▶ Goal of the exercise: Copy the items from the very first one through the line containing "view-controls: ⊞ Картковий", both included, and substitute "Outlook" for every occurrence of "Gmail" without changing anything else.

<<<<

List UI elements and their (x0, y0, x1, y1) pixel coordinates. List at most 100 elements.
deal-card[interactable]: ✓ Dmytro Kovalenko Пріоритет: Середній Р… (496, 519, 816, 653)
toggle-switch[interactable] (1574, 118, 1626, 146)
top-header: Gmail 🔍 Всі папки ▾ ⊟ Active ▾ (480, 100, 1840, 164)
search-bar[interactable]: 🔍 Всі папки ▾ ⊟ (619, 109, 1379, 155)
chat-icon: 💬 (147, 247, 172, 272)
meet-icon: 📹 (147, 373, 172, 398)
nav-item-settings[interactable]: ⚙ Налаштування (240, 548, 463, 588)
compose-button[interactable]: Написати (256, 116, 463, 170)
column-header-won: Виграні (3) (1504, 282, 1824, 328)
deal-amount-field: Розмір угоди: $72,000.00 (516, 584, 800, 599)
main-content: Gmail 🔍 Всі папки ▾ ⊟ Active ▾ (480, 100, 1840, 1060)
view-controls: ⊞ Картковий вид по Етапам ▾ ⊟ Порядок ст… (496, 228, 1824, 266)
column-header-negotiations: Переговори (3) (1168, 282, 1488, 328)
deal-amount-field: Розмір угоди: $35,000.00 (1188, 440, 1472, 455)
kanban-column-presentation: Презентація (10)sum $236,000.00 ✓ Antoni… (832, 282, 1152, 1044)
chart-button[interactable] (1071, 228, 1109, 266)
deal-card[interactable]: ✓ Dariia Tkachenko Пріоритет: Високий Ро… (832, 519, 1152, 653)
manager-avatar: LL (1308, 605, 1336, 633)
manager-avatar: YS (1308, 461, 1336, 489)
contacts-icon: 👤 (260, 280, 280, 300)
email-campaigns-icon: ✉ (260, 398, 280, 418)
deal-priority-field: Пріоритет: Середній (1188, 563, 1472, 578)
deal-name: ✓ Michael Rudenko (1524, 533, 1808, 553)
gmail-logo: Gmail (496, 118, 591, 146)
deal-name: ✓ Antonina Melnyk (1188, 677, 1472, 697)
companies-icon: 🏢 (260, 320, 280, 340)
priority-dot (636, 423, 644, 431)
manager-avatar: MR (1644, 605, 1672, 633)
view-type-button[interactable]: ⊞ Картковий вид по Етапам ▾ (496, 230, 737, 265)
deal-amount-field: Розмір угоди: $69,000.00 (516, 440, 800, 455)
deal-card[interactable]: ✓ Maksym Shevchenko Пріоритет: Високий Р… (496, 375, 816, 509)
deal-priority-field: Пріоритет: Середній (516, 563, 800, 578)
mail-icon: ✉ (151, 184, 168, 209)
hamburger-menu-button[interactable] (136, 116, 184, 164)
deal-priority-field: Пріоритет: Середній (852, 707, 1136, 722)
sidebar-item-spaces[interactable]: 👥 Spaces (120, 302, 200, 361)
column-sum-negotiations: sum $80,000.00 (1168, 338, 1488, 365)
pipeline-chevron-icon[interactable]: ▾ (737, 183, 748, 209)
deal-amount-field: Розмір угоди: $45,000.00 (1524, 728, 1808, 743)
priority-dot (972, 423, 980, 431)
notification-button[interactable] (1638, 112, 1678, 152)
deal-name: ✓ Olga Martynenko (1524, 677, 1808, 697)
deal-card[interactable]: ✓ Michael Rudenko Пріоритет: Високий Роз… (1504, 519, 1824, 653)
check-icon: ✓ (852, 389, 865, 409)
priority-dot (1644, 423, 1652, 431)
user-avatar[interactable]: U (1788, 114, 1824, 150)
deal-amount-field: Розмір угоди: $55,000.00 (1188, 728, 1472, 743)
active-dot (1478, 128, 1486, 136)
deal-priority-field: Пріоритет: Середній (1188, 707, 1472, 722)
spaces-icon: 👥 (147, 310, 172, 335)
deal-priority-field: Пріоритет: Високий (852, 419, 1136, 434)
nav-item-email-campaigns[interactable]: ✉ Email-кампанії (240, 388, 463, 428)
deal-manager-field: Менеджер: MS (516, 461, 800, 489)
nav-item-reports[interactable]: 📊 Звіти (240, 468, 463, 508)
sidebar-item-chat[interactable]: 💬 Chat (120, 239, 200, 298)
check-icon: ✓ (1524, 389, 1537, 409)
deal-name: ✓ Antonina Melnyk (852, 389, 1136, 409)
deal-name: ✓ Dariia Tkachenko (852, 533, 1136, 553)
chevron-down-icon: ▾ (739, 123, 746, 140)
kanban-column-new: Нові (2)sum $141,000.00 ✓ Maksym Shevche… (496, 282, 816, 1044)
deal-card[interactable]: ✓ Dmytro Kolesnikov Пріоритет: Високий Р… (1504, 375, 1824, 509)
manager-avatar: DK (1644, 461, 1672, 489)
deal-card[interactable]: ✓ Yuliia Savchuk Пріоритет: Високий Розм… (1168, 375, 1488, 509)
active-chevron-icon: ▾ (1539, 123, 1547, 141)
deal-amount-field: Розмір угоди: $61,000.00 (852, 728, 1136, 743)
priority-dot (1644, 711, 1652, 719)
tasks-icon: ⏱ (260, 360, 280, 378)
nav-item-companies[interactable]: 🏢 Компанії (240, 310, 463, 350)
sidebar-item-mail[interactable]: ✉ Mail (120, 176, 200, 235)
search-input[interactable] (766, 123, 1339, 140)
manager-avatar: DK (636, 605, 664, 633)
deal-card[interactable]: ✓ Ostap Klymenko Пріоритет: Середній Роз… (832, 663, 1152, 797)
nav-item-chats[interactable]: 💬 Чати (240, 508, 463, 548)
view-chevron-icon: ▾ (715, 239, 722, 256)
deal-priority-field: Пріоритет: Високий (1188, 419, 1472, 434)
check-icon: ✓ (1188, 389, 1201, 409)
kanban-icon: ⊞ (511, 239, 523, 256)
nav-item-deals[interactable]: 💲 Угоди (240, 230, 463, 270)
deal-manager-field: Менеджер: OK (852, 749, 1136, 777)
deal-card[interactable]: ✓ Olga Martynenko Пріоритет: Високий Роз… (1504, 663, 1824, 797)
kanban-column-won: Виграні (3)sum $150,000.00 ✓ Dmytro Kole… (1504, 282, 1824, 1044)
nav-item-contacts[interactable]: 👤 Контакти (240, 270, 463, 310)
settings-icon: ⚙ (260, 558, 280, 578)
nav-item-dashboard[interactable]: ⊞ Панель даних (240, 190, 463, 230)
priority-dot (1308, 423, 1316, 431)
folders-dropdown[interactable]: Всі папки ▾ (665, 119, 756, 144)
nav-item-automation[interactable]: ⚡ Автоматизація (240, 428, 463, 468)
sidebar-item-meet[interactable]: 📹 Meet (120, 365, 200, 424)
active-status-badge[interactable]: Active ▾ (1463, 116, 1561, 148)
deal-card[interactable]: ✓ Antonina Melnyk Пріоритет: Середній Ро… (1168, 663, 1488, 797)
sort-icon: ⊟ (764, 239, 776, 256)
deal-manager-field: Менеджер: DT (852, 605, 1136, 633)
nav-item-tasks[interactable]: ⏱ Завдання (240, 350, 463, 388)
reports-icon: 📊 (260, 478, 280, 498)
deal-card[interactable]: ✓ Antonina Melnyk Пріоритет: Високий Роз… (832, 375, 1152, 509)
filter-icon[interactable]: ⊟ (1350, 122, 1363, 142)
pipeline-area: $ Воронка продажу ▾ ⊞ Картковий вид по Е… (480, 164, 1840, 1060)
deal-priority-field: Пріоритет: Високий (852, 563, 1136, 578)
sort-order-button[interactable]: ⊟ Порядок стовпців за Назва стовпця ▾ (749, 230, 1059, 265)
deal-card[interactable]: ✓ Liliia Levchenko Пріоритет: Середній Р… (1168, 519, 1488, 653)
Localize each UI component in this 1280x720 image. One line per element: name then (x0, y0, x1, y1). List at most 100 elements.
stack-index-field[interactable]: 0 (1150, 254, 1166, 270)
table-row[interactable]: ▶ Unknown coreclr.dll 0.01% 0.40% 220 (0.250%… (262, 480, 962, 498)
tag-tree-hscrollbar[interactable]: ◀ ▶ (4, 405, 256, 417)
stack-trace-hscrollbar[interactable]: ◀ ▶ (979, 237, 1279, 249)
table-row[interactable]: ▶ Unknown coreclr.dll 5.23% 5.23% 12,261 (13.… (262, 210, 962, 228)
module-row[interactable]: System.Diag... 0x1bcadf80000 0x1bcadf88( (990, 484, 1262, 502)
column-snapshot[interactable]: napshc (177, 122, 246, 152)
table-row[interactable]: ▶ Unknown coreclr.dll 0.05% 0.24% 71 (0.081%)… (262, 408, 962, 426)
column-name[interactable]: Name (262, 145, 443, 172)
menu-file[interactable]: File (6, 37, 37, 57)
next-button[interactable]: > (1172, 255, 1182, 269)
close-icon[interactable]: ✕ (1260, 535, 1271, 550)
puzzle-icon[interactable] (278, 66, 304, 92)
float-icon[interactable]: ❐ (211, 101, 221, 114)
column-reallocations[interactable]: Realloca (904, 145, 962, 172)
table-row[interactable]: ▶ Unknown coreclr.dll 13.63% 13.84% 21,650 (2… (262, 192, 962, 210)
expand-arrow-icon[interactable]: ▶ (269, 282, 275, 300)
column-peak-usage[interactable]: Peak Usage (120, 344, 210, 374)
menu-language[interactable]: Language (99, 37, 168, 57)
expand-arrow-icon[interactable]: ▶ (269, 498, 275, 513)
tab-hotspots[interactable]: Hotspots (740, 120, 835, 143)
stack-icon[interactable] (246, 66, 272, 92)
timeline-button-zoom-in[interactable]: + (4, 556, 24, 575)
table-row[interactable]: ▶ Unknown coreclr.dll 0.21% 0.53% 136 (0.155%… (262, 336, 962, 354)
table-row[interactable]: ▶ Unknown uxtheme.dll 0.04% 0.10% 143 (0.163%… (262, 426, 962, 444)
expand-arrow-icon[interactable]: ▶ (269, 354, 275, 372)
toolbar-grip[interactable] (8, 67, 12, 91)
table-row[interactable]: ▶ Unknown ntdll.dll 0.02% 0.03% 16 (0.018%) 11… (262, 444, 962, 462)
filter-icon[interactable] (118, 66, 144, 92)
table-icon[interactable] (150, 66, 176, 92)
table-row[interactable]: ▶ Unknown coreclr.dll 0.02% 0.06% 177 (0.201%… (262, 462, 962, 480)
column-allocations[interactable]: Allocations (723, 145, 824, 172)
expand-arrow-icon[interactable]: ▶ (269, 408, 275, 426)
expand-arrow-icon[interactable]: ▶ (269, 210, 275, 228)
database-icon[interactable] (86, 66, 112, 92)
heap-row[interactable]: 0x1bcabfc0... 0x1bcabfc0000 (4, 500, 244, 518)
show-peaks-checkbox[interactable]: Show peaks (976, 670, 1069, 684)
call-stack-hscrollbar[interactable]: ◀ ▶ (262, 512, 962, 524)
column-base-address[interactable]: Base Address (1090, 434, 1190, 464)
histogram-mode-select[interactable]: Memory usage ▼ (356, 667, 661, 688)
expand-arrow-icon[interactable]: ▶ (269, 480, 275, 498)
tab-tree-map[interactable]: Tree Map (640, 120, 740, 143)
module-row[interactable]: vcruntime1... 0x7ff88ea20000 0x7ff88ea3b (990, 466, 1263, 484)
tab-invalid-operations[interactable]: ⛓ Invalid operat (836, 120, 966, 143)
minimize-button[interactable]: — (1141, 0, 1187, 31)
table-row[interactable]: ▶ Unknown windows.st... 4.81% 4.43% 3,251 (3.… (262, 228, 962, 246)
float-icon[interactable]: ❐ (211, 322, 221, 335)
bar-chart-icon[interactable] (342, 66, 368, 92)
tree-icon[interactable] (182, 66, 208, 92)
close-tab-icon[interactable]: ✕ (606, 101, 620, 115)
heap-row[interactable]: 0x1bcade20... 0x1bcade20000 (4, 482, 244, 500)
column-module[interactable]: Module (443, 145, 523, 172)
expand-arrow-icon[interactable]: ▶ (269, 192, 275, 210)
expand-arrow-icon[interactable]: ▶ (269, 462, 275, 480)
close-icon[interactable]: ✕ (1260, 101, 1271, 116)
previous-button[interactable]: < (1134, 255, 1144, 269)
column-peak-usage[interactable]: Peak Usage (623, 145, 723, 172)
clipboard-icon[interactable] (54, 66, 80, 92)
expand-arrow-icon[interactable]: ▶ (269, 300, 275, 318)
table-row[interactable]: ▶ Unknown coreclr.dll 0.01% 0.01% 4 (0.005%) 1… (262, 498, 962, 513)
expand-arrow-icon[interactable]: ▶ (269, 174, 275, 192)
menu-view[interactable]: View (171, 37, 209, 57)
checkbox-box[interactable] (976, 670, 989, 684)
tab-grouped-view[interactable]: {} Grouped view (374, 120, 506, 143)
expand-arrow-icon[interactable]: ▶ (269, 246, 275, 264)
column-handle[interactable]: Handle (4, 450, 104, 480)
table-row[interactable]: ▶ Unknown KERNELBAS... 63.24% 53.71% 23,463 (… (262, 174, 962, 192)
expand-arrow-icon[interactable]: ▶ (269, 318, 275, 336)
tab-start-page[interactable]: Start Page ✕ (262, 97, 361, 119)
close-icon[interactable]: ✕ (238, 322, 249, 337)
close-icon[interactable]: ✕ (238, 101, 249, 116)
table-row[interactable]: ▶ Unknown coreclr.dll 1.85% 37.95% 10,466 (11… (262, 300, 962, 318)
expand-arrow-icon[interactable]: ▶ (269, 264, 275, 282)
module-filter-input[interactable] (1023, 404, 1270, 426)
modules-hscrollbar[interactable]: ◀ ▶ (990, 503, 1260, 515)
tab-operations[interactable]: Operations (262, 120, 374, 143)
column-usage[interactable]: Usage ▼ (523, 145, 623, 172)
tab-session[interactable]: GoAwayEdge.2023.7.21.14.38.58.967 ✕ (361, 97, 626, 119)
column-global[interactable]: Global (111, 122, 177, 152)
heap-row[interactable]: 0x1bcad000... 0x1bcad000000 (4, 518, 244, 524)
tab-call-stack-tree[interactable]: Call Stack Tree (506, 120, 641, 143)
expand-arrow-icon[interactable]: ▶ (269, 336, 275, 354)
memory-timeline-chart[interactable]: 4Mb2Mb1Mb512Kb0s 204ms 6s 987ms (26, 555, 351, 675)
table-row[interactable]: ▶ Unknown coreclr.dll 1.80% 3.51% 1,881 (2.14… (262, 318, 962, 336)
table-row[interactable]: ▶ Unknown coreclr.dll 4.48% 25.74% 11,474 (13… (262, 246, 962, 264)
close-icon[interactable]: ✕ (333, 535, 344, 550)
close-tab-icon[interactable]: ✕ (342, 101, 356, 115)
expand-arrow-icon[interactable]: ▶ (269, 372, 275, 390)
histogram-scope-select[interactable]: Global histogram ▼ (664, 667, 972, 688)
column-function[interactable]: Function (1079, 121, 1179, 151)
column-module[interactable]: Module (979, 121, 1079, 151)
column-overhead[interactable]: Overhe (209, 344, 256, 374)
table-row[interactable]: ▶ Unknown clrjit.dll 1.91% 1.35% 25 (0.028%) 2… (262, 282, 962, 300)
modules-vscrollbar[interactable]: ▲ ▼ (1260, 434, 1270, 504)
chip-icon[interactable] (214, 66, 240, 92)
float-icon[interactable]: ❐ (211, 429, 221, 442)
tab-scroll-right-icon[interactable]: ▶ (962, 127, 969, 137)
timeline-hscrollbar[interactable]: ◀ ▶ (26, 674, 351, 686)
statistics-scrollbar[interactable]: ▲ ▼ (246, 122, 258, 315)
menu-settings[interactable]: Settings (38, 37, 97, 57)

>>>>

▶ Answer to the task:
List UI elements and their (x0, y0, x1, y1) pixel coordinates. List at most 100 elements.
deal-card[interactable]: ✓ Dmytro Kovalenko Пріоритет: Середній Р… (496, 519, 816, 653)
toggle-switch[interactable] (1574, 118, 1626, 146)
top-header: Outlook 🔍 Всі папки ▾ ⊟ Active ▾ (480, 100, 1840, 164)
search-bar[interactable]: 🔍 Всі папки ▾ ⊟ (619, 109, 1379, 155)
chat-icon: 💬 (147, 247, 172, 272)
meet-icon: 📹 (147, 373, 172, 398)
nav-item-settings[interactable]: ⚙ Налаштування (240, 548, 463, 588)
compose-button[interactable]: Написати (256, 116, 463, 170)
column-header-won: Виграні (3) (1504, 282, 1824, 328)
deal-amount-field: Розмір угоди: $72,000.00 (516, 584, 800, 599)
main-content: Outlook 🔍 Всі папки ▾ ⊟ Active ▾ (480, 100, 1840, 1060)
view-controls: ⊞ Картковий вид по Етапам ▾ ⊟ Порядок ст… (496, 228, 1824, 266)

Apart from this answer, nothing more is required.